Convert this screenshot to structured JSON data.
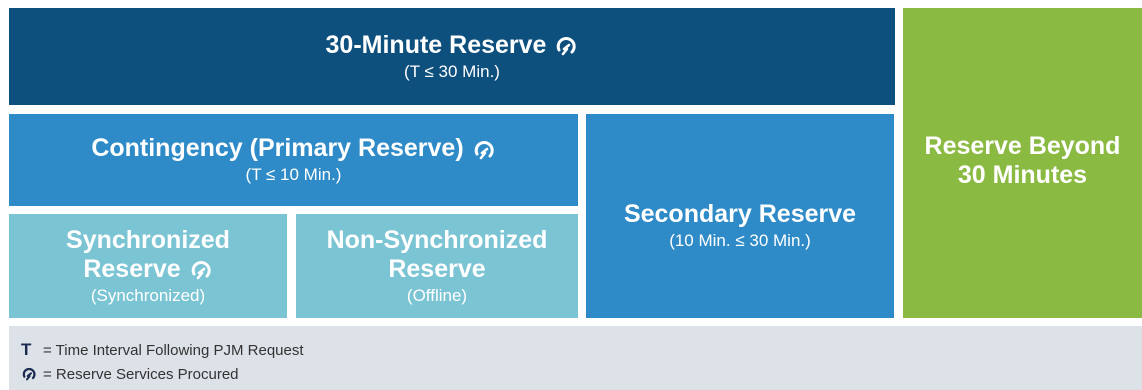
{
  "boxes": {
    "thirty_minute": {
      "title": "30-Minute Reserve",
      "subtitle": "(T ≤ 30 Min.)"
    },
    "contingency": {
      "title": "Contingency (Primary Reserve)",
      "subtitle": "(T ≤ 10 Min.)"
    },
    "synchronized": {
      "title_line1": "Synchronized",
      "title_line2": "Reserve",
      "subtitle": "(Synchronized)"
    },
    "non_synchronized": {
      "title_line1": "Non-Synchronized",
      "title_line2": "Reserve",
      "subtitle": "(Offline)"
    },
    "secondary": {
      "title": "Secondary Reserve",
      "subtitle": "(10 Min. ≤  30 Min.)"
    },
    "beyond": {
      "title_line1": "Reserve Beyond",
      "title_line2": "30 Minutes"
    }
  },
  "legend": {
    "t_symbol": "T",
    "t_text": "= Time Interval Following PJM Request",
    "icon_name": "reserve-procured-icon",
    "icon_text": "= Reserve Services Procured"
  },
  "colors": {
    "dark_blue": "#0d4f7d",
    "mid_blue": "#2e8bc8",
    "light_teal": "#7bc4d3",
    "green": "#8aba42",
    "legend_bg": "#dde1e8"
  }
}
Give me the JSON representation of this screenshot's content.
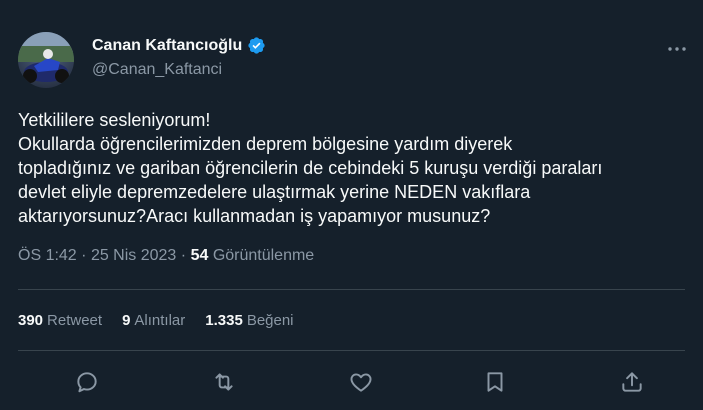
{
  "author": {
    "display_name": "Canan Kaftancıoğlu",
    "handle": "@Canan_Kaftanci",
    "verified": true
  },
  "tweet": {
    "text": "Yetkililere sesleniyorum!\nOkullarda öğrencilerimizden deprem bölgesine yardım diyerek\ntopladığınız ve gariban öğrencilerin de cebindeki 5 kuruşu verdiği paraları\ndevlet eliyle depremzedelere ulaştırmak yerine NEDEN vakıflara\naktarıyorsunuz?Aracı kullanmadan iş yapamıyor musunuz?",
    "time": "ÖS 1:42",
    "separator": "·",
    "date": "25 Nis 2023",
    "views_count": "54",
    "views_label": "Görüntülenme"
  },
  "stats": {
    "retweets": "390",
    "retweets_label": "Retweet",
    "quotes": "9",
    "quotes_label": "Alıntılar",
    "likes": "1.335",
    "likes_label": "Beğeni"
  },
  "colors": {
    "background": "#15202b",
    "text": "#f7f9f9",
    "secondary": "#8b98a5",
    "divider": "#38444d",
    "verified": "#1d9bf0"
  },
  "icons": [
    "more-icon",
    "verified-icon",
    "reply-icon",
    "retweet-icon",
    "like-icon",
    "bookmark-icon",
    "share-icon"
  ]
}
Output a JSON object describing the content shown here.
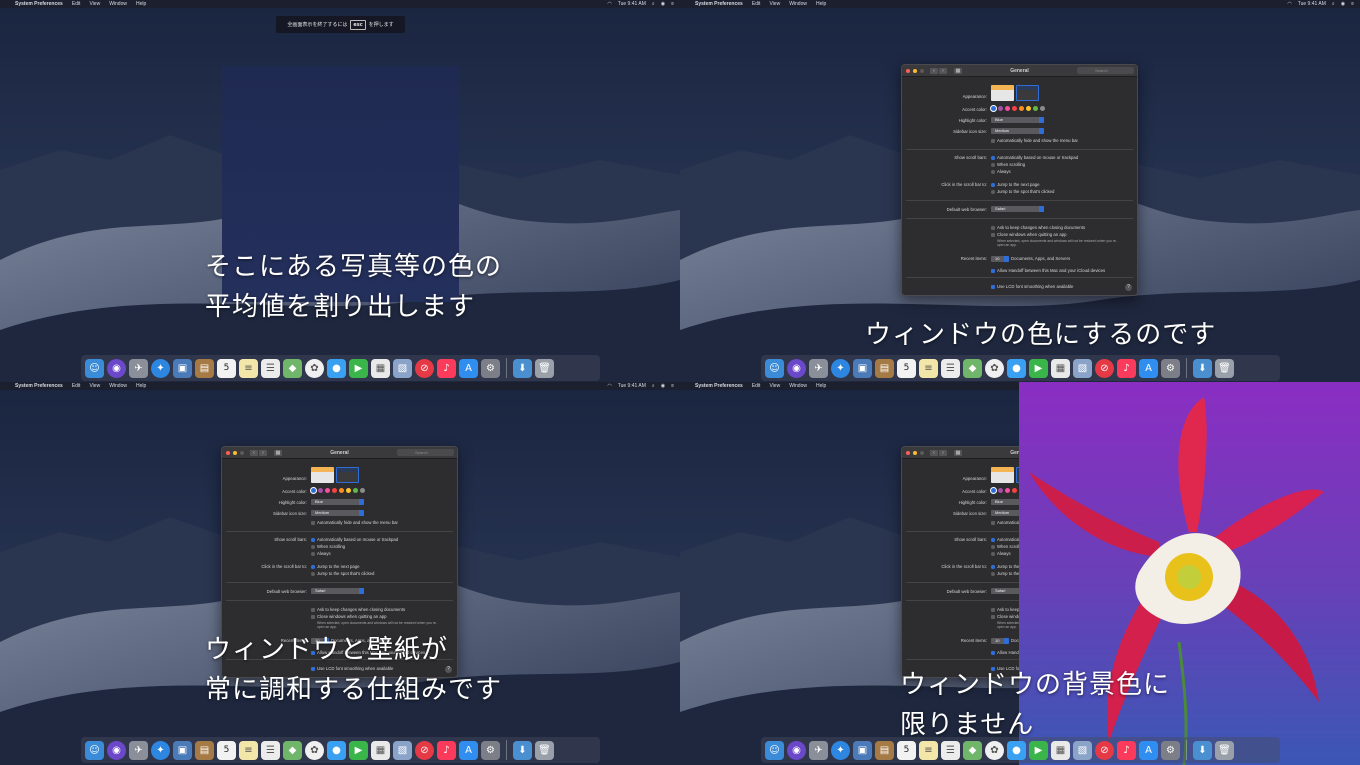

**What the task asks**
Omit the pictures, then quote the rest of the material above exactly.

**Output**
Convert this screenshot to structured JSON data.
{
  "boxes": {
    "thirty_minute": {
      "title": "30-Minute Reserve",
      "subtitle": "(T ≤ 30 Min.)"
    },
    "contingency": {
      "title": "Contingency (Primary Reserve)",
      "subtitle": "(T ≤ 10 Min.)"
    },
    "synchronized": {
      "title_line1": "Synchronized",
      "title_line2": "Reserve",
      "subtitle": "(Synchronized)"
    },
    "non_synchronized": {
      "title_line1": "Non-Synchronized",
      "title_line2": "Reserve",
      "subtitle": "(Offline)"
    },
    "secondary": {
      "title": "Secondary Reserve",
      "subtitle": "(10 Min. ≤  30 Min.)"
    },
    "beyond": {
      "title_line1": "Reserve Beyond",
      "title_line2": "30 Minutes"
    }
  },
  "legend": {
    "t_symbol": "T",
    "t_text": "= Time Interval Following PJM Request",
    "icon_name": "reserve-procured-icon",
    "icon_text": "= Reserve Services Procured"
  },
  "colors": {
    "dark_blue": "#0d4f7d",
    "mid_blue": "#2e8bc8",
    "light_teal": "#7bc4d3",
    "green": "#8aba42",
    "legend_bg": "#dde1e8"
  }
}
Give me the JSON representation of this screenshot's content.
{
  "author": {
    "display_name": "Canan Kaftancıoğlu",
    "handle": "@Canan_Kaftanci",
    "verified": true
  },
  "tweet": {
    "text": "Yetkililere sesleniyorum!\nOkullarda öğrencilerimizden deprem bölgesine yardım diyerek\ntopladığınız ve gariban öğrencilerin de cebindeki 5 kuruşu verdiği paraları\ndevlet eliyle depremzedelere ulaştırmak yerine NEDEN vakıflara\naktarıyorsunuz?Aracı kullanmadan iş yapamıyor musunuz?",
    "time": "ÖS 1:42",
    "separator": "·",
    "date": "25 Nis 2023",
    "views_count": "54",
    "views_label": "Görüntülenme"
  },
  "stats": {
    "retweets": "390",
    "retweets_label": "Retweet",
    "quotes": "9",
    "quotes_label": "Alıntılar",
    "likes": "1.335",
    "likes_label": "Beğeni"
  },
  "colors": {
    "background": "#15202b",
    "text": "#f7f9f9",
    "secondary": "#8b98a5",
    "divider": "#38444d",
    "verified": "#1d9bf0"
  },
  "icons": [
    "more-icon",
    "verified-icon",
    "reply-icon",
    "retweet-icon",
    "like-icon",
    "bookmark-icon",
    "share-icon"
  ]
}
Output a JSON object describing the content shown here.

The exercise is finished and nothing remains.